== SOURCE RECORDS ==
*****
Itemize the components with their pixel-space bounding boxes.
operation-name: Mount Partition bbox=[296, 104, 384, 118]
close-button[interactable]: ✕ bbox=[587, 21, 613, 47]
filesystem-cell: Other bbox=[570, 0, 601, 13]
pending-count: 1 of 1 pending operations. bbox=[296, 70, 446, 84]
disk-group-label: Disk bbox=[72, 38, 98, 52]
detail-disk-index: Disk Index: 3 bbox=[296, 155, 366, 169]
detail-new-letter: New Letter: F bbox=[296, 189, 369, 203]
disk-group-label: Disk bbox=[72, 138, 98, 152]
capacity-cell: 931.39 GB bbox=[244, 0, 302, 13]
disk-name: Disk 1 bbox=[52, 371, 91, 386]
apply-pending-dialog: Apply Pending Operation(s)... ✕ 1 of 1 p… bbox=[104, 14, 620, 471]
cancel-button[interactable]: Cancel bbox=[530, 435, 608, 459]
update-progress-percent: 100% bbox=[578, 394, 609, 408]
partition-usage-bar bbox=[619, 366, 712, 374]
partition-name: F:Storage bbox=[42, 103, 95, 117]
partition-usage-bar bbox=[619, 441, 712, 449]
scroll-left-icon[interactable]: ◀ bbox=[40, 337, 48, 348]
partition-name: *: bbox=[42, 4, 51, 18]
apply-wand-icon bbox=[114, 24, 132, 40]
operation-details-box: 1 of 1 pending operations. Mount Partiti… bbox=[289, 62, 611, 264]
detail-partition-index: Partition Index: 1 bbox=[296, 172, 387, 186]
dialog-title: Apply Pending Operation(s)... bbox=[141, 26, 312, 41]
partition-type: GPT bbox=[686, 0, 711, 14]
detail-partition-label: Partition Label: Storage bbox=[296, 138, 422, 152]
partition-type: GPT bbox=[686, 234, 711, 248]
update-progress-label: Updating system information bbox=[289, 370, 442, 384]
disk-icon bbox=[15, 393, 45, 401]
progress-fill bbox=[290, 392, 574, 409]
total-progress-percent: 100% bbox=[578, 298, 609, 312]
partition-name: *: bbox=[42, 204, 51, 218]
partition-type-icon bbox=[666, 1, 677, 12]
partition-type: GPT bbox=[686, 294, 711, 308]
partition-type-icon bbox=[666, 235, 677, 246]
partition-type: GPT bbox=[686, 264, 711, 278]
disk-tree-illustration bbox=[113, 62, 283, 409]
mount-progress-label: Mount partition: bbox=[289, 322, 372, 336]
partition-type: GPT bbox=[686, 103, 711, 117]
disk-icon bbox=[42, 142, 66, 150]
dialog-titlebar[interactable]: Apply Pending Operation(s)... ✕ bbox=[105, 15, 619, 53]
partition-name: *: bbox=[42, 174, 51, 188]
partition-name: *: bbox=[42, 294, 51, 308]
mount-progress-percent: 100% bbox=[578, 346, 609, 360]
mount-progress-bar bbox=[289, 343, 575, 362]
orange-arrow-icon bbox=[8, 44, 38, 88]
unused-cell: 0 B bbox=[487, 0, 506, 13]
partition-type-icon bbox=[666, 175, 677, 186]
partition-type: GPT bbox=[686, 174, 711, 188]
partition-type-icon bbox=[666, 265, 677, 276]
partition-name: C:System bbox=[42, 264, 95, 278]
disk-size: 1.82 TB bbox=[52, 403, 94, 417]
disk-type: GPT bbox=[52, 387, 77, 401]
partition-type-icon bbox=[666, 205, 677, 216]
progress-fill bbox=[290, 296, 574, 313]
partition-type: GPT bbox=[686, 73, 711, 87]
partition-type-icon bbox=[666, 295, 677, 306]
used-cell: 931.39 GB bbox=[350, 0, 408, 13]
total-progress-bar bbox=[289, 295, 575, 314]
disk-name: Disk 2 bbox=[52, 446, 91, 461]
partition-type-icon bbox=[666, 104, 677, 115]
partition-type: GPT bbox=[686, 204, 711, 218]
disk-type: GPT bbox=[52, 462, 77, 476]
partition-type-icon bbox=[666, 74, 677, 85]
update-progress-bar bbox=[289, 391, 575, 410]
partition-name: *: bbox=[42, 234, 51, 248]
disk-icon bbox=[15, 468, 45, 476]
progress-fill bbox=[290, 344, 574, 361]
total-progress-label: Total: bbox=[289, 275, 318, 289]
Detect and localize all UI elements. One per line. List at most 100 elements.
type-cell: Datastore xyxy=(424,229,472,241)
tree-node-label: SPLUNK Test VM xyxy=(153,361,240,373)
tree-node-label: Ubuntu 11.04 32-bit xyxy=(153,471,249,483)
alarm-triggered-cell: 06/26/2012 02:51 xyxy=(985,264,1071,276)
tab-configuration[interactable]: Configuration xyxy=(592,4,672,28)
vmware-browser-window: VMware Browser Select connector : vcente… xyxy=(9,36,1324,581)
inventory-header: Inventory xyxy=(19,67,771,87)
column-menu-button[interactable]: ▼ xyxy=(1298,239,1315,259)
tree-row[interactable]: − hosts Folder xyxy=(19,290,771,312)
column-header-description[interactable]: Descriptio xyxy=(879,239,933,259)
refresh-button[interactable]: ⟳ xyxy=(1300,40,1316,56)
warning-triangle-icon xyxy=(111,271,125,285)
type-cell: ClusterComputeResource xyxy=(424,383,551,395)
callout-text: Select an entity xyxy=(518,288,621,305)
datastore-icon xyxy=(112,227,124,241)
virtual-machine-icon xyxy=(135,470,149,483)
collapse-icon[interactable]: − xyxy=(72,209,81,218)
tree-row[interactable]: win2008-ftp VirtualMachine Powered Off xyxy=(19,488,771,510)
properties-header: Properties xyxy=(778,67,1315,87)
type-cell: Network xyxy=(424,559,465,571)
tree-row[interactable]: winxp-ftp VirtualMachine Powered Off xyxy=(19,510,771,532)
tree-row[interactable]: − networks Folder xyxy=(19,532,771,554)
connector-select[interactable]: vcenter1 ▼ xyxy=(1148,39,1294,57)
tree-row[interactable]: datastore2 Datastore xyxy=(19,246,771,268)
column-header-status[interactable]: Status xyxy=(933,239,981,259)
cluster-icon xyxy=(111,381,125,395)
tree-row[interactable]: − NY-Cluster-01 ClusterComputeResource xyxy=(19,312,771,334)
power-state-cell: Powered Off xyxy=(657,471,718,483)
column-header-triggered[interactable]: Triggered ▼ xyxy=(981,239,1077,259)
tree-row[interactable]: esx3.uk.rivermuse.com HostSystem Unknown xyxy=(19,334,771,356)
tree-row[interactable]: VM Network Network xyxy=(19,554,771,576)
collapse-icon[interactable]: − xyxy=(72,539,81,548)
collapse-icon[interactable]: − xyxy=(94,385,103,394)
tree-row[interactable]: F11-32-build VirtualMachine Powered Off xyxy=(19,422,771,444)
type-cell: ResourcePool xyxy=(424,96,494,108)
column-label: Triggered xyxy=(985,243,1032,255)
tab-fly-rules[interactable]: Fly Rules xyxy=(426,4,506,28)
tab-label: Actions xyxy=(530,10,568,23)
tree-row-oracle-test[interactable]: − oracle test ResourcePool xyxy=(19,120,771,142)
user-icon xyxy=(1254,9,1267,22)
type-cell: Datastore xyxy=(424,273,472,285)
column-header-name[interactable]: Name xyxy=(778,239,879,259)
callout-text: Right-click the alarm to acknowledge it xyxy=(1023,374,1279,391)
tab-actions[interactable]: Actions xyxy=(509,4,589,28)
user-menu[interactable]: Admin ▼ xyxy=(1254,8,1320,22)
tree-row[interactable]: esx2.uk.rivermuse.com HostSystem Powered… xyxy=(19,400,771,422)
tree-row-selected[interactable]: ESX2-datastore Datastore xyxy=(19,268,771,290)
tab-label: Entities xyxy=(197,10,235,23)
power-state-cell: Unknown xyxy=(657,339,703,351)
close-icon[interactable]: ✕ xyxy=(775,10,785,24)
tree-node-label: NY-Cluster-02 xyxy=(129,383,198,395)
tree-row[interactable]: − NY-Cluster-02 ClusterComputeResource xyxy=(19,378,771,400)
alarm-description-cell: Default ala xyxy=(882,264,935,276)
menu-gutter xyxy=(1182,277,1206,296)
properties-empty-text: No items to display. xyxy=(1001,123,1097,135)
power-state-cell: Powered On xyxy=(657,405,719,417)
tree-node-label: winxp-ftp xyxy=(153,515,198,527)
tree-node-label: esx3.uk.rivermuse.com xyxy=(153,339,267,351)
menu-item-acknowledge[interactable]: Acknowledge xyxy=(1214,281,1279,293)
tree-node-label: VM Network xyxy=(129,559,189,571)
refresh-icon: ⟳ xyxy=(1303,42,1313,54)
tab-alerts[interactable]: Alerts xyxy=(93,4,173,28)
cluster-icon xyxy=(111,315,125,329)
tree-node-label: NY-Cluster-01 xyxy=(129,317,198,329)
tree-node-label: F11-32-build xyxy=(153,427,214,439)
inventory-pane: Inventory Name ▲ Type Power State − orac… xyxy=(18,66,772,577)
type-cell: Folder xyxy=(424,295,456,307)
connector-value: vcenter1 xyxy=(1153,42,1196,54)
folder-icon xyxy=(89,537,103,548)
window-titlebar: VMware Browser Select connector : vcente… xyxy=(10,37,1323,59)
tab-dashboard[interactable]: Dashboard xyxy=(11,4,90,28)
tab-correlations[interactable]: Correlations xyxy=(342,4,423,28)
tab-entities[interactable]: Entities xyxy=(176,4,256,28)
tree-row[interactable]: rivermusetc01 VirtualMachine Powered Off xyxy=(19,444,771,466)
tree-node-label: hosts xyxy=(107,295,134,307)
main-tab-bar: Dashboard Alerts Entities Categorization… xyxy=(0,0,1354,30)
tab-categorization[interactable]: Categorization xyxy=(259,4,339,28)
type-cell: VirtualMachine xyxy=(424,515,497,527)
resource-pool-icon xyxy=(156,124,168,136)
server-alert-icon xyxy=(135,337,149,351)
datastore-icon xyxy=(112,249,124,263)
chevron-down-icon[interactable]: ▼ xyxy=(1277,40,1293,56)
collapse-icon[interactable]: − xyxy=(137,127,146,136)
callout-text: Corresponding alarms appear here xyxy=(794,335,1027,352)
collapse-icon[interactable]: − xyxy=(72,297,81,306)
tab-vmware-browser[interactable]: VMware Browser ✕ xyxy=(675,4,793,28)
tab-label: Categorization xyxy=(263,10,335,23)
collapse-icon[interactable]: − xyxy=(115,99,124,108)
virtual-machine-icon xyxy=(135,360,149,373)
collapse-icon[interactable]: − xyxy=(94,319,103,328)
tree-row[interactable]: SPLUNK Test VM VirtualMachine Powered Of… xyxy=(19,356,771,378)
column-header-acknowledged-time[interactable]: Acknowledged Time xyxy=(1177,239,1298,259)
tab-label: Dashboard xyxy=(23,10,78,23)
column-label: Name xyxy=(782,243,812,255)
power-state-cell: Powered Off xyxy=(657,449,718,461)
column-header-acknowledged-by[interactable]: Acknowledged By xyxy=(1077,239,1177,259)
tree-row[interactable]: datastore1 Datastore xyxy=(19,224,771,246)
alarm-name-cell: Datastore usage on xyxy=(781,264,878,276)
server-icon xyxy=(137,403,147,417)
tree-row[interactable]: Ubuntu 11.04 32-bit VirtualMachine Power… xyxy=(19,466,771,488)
*****
== YOUR OBJECTIVE ==
Restate word for word everything from the first of the entries down to and including the line containing "detail-disk-index: Disk Index: 3".

== RESULT OF THIS EXERCISE ==
Itemize the components with their pixel-space bounding boxes.
operation-name: Mount Partition bbox=[296, 104, 384, 118]
close-button[interactable]: ✕ bbox=[587, 21, 613, 47]
filesystem-cell: Other bbox=[570, 0, 601, 13]
pending-count: 1 of 1 pending operations. bbox=[296, 70, 446, 84]
disk-group-label: Disk bbox=[72, 38, 98, 52]
detail-disk-index: Disk Index: 3 bbox=[296, 155, 366, 169]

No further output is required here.